Brief a. In the hedgehog water thread, what kind of shavings does the poster switch to instead of pine?

Text shown.
For the majority of hedgehogs, once given a bowl, they will never go to a bottle again and they drink far more water from a bowl than a bottle. 

I know many people use bottle and never had a broken tooth or stuck tongue but the risk is there, especially if they are biting at the bottle. 

I personally have only used bottles a few times when a rescue/rehome came in that had been on a bottle. If the hedgehog was going to be adopted back out and seemed okay with the bottle then often I left him/her on it in case the new owner wanted to use a bottle. I found bottles a pain to use. It is far more time consuming to properly clean out a bottle than it is to wash a dish. I never was able to find a brush that worked well for cleaning out the spout.


----------



## Bobbilee (Oct 21, 2011)

Pokey said:


> It is recommended that instead of using the water bottle, to instead used a tip-proof, low walled dish for your hedgehogs water. Some people feel that the position that they put their neck while they drink from a water bottle could be harmful to them. Some also believe that the metal ball inside could cut your hedgehogs tongue or the inside of their mouths because the shape of a hedgehog mouth is triangular and not naturally fit for the bottle. I myself use the bottle, but it is positioned very low to the inside of his home so that he is not having to raise his neck when he is thirsty. I still keep a very watchful eye to make sure that he is not biting the metal or doing something he shouldn't be. I noticed you have wood shavings as bedding for your hedgehog, which may cause a problem if you choose to exchange your water bottle for a water dish as most hedgehogs love to fill their water with bedding... which can pollute their water and make it unsafe to drink from. If you do choose to make the change (because it is not a very good thing if he is gnawing on the metal) I would recommend also changing his bedding to either fleece or flannel liners. This would ensure that he will not make a mess of his water, and that he wont have any teeth or mouth associated problems from the little quirk she picked up! If you don't want to switch your bedding, I would try to find a lower location for his water bottle, as I am sure the reason she is biting is because it may be too far out of her reach. But if that doesn't seem to drop her habit, definitely try and find an alternative. Hope this helps!... It was a little early in the morning and my brain may not have been functioning 1OO%! :lol:
> 
> Cute Sig Pic btw! What an adorable little hedgie-bum!
> 
> Drew & Pazu


I changed the bottle out for a bowl with the shavings in, I have aspen shavings in instead of pine because I know that the scent is bad for their respiratory system, however I'm very unsure about switching out her lining because she doesn't really use a litterbox. when she was smaller i tried putting one in and moving her poop to it but she never really grasped the concept of it so she urinates when she drinks and usually poos around the place where she eats. I clean it out every day so it's cleanly and she's not stepping in her own filth. What should I do about that?

And thank you! She's so adorable when she sleeps


----------



## nikki (Aug 28, 2008)

Does she have a wheel? most hedgies poop and pee while running on their wheels so you can then put a litter box under the wheel. That usually helps keep the liners cleaner.


----------



## hanhan27 (May 12, 2011)

Also, clean-up is really easy with fabric liners. I literally just pick up the poo that's on the liners with a piece of paper towel and throw it away. If you get/make a liner with an absorbent middle layer, you don't even need to worry about urine.

Recorded data.
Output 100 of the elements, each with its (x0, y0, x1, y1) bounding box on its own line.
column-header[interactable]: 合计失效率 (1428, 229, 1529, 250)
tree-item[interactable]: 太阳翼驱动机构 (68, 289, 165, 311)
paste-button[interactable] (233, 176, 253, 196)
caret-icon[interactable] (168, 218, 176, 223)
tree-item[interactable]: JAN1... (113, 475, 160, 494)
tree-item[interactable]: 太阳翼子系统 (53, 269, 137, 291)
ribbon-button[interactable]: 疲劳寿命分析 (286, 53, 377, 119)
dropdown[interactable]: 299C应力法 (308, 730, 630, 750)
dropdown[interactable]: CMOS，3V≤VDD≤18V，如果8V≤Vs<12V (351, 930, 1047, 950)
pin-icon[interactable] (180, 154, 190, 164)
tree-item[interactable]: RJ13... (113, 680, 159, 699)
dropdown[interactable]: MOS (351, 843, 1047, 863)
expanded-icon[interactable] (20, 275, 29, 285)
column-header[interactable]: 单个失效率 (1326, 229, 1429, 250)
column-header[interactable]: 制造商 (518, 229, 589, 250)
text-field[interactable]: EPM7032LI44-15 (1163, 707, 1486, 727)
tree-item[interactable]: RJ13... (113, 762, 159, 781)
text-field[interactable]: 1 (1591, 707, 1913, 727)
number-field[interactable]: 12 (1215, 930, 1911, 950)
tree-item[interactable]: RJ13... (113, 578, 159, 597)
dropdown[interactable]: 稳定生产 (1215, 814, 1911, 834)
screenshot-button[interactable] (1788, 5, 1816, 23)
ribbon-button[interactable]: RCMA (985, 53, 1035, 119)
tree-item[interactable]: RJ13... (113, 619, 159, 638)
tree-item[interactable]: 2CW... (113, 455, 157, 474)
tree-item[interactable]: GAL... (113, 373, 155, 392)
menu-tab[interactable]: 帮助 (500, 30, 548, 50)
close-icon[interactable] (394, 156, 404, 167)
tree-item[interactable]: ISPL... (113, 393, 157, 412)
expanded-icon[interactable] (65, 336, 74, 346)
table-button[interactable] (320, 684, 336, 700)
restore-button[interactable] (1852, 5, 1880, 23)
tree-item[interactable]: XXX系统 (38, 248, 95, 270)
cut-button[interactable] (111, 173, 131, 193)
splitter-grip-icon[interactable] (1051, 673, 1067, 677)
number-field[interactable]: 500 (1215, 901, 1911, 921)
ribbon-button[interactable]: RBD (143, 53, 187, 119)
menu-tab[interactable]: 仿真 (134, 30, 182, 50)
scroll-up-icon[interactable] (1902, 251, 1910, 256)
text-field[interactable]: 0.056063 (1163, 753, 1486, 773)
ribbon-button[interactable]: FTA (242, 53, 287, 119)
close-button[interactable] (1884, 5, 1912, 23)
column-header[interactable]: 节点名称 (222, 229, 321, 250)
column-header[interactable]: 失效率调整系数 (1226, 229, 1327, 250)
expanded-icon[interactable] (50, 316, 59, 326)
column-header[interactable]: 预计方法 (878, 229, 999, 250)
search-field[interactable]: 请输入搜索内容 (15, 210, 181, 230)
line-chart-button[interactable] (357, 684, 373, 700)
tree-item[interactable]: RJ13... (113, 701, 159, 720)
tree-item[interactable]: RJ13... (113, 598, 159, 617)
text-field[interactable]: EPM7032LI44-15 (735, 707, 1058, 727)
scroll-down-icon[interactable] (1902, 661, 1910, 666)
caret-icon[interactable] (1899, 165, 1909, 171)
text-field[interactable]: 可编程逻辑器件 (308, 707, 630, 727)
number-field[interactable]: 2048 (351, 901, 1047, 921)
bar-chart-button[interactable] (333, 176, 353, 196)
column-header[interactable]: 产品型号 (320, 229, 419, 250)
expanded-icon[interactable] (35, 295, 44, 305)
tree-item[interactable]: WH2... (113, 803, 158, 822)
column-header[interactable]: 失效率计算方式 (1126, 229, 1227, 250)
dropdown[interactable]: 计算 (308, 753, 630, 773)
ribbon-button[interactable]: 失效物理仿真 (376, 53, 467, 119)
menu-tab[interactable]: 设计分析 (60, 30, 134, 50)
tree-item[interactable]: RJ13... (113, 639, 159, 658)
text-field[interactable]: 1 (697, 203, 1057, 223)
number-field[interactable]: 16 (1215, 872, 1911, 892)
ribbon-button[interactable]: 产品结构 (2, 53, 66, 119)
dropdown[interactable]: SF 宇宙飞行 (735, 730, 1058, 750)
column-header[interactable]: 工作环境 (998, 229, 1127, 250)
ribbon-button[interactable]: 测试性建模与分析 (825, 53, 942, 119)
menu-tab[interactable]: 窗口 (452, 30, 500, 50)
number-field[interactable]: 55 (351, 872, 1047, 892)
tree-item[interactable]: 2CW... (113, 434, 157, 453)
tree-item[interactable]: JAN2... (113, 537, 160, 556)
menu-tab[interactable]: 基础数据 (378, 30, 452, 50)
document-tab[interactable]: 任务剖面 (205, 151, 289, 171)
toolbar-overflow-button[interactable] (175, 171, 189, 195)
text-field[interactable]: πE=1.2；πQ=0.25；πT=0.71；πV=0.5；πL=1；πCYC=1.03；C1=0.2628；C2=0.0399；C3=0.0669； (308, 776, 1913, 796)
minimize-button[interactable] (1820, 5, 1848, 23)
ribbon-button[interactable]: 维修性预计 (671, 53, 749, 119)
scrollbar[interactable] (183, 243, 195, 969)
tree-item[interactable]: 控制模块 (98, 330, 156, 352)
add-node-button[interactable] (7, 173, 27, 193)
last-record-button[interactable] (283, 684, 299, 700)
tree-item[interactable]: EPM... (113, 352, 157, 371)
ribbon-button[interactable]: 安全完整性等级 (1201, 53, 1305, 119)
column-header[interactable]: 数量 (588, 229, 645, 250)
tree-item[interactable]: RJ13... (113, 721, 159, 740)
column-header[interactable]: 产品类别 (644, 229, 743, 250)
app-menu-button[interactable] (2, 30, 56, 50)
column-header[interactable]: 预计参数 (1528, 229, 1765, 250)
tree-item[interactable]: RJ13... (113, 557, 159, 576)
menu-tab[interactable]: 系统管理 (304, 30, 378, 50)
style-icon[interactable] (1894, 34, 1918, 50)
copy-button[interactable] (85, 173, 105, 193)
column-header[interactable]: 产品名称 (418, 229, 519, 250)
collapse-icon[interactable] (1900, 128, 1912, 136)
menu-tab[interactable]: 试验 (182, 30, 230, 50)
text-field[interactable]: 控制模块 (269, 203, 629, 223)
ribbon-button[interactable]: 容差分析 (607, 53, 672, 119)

==

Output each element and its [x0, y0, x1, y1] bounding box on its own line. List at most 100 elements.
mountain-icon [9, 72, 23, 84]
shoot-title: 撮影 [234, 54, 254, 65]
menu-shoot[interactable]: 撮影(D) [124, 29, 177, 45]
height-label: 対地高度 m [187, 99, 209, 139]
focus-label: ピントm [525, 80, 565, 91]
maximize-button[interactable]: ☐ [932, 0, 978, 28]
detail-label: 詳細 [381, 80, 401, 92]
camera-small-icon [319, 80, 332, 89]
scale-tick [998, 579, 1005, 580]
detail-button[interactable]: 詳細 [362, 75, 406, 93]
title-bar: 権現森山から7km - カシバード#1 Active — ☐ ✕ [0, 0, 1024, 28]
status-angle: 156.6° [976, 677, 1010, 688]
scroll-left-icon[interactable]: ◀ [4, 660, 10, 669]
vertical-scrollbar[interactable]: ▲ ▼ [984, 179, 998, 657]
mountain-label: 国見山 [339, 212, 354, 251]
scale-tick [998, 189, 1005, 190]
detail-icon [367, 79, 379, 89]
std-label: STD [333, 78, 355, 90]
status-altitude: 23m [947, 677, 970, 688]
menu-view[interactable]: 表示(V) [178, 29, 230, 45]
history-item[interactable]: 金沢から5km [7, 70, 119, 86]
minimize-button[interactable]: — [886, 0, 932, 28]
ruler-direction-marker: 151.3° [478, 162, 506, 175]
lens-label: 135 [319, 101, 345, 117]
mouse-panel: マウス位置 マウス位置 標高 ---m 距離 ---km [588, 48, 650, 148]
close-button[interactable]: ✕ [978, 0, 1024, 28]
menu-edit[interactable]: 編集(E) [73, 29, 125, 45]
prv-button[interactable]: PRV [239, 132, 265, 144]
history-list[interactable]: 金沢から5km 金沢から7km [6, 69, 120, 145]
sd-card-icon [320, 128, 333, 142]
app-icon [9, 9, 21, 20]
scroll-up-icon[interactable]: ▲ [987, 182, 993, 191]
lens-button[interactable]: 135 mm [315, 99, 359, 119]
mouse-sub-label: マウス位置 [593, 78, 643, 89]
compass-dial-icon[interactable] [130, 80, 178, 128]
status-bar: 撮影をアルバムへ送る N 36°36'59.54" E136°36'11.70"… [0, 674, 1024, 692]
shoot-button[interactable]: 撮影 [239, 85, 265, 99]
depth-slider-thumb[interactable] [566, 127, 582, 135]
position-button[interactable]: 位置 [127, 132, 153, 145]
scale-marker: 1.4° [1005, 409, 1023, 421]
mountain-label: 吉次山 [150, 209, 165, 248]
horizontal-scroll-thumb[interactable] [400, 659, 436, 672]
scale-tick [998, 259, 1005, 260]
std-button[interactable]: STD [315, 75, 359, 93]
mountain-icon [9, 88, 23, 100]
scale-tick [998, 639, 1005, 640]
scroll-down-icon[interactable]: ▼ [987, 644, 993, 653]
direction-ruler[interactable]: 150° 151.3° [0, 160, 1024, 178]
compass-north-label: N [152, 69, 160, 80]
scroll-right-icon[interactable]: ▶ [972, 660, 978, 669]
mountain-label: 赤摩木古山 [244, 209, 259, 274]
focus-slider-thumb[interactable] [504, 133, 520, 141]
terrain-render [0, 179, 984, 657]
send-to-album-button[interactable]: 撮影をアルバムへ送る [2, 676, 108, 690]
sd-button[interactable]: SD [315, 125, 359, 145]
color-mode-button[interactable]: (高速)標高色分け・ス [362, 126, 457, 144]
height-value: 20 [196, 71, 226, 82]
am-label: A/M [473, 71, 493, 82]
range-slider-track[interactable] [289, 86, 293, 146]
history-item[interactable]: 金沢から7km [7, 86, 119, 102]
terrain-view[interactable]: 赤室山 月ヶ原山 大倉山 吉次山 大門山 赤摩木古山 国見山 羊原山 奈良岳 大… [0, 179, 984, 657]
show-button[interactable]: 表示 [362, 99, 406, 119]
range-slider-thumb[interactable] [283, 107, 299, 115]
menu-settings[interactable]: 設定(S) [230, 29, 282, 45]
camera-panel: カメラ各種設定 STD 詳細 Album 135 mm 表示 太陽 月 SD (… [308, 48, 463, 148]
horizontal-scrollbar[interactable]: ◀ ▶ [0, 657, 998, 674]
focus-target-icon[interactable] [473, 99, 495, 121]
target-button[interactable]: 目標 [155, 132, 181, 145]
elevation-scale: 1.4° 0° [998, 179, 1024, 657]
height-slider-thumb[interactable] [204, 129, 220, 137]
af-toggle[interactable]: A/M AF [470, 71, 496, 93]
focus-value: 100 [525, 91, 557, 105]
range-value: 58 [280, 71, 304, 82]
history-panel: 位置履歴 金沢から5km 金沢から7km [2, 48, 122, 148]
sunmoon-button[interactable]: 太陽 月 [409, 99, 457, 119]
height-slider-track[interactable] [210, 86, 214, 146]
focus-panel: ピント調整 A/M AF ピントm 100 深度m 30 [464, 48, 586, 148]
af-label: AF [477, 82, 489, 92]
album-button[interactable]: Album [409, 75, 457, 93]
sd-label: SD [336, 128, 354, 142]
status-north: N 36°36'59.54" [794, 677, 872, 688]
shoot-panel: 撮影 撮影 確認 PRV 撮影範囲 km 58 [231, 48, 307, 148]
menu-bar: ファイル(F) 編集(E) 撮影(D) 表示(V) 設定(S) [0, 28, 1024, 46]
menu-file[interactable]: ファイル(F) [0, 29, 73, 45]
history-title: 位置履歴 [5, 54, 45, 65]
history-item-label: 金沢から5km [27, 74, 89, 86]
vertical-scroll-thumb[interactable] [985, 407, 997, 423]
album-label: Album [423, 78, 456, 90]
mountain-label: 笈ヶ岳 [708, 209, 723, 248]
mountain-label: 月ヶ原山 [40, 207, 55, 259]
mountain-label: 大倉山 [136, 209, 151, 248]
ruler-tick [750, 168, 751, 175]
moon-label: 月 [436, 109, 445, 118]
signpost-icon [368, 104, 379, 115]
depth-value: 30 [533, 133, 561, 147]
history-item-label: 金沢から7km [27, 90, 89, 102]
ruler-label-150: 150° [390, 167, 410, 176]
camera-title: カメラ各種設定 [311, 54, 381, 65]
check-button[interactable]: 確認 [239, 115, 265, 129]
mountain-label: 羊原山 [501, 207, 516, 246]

Brief b. Rewrite the lines of the entries as a Markdown table with the columns Row and Line, starting with the line that contains "Output 100 of" and going on through the line that contains "tree-item[interactable]: JAN1... (113, 475, 160, 494)", and leave out blank lines.

Written answer a. Aspen shavings.

Written answer b.
| Row | Line |
|---|---|
| 1 | Output 100 of the elements, each with its (x0, y0, x1, y1) bounding box on its own line. |
| 2 | column-header[interactable]: 合计失效率 (1428, 229, 1529, 250) |
| 3 | tree-item[interactable]: 太阳翼驱动机构 (68, 289, 165, 311) |
| 4 | paste-button[interactable] (233, 176, 253, 196) |
| 5 | caret-icon[interactable] (168, 218, 176, 223) |
| 6 | tree-item[interactable]: JAN1... (113, 475, 160, 494) |